Worldwide, 10 million girls are married before the age of 18 each year

LONDON (TrustLaw) - An unknown number of girls in Britain are married before the age of 18 each year, with many sent to their family’s country of origin to get married over the summer break, according to the chair of a parliamentary inquiry on child marriage.

Last week in London, the UK All Party Parliamentary Group on Population, Development and Reproductive Health held an inquiry into child marriage to collect evidence and advance action to stamp out this widespread practice.

Early marriage often condemns children to lives of poverty, ignorance and poor health, and is a major obstacle to development, rights groups say.

Worldwide, 10 million girls are married before the age of 18 each year - often without their consent and sometimes to a much older man. 

Baroness Jenny Tonge, chair of the British parliamentary inquiry, spoke to TrustLaw about the goals of the cross-party initiative, and the social and cultural hurdles in the fight against child marriage.

## Recorded information

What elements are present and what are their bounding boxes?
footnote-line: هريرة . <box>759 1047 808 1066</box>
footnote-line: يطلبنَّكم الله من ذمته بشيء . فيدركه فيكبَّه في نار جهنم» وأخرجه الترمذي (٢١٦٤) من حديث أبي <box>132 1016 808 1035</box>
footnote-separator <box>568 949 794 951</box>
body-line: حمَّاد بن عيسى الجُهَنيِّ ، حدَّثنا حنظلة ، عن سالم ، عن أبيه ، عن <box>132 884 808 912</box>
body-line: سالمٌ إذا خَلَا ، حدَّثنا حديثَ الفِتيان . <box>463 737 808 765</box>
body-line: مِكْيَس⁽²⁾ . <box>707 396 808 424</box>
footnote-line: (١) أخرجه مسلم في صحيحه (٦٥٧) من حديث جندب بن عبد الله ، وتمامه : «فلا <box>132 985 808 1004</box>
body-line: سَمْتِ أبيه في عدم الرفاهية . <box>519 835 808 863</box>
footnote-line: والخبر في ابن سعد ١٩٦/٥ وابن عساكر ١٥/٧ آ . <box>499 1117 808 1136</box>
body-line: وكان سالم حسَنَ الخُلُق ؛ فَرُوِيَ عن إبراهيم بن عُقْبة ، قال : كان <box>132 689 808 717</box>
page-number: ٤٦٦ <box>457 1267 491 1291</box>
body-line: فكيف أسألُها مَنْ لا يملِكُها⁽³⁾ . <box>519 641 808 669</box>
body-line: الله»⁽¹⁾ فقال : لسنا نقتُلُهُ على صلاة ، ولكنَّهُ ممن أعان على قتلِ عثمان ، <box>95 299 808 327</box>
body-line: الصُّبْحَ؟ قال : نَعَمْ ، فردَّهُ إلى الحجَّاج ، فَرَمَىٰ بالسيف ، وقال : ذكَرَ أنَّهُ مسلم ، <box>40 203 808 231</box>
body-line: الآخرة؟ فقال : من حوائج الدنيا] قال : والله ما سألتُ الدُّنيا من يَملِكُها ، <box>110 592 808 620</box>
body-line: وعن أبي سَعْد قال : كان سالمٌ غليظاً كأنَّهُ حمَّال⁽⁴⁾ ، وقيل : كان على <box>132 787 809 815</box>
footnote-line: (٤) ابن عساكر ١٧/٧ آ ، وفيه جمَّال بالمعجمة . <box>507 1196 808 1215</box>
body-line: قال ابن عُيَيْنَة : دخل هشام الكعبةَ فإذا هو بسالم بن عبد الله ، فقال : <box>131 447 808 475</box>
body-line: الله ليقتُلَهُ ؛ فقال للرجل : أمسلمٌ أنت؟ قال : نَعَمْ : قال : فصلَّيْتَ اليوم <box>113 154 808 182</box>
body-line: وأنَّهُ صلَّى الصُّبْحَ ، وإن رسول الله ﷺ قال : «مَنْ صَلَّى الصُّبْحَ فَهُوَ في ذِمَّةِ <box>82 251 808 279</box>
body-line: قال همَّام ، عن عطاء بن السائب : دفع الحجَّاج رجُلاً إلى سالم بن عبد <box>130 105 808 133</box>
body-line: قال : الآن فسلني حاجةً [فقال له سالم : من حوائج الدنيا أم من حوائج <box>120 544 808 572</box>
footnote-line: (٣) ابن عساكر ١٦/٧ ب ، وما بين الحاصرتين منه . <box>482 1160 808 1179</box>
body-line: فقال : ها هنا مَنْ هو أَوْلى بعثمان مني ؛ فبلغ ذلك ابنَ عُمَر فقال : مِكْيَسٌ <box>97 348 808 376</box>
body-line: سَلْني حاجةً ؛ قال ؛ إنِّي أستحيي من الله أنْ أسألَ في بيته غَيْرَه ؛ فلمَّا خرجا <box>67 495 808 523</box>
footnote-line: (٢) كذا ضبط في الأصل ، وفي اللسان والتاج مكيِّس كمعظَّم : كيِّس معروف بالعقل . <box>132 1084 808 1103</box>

## Your objective
Print the entire text about child marriage again, word for word.

## Finished exercise
Worldwide, 10 million girls are married before the age of 18 each year

LONDON (TrustLaw) - An unknown number of girls in Britain are married before the age of 18 each year, with many sent to their family’s country of origin to get married over the summer break, according to the chair of a parliamentary inquiry on child marriage.

Last week in London, the UK All Party Parliamentary Group on Population, Development and Reproductive Health held an inquiry into child marriage to collect evidence and advance action to stamp out this widespread practice.

Early marriage often condemns children to lives of poverty, ignorance and poor health, and is a major obstacle to development, rights groups say.

Worldwide, 10 million girls are married before the age of 18 each year - often without their consent and sometimes to a much older man. 

Baroness Jenny Tonge, chair of the British parliamentary inquiry, spoke to TrustLaw about the goals of the cross-party initiative, and the social and cultural hurdles in the fight against child marriage.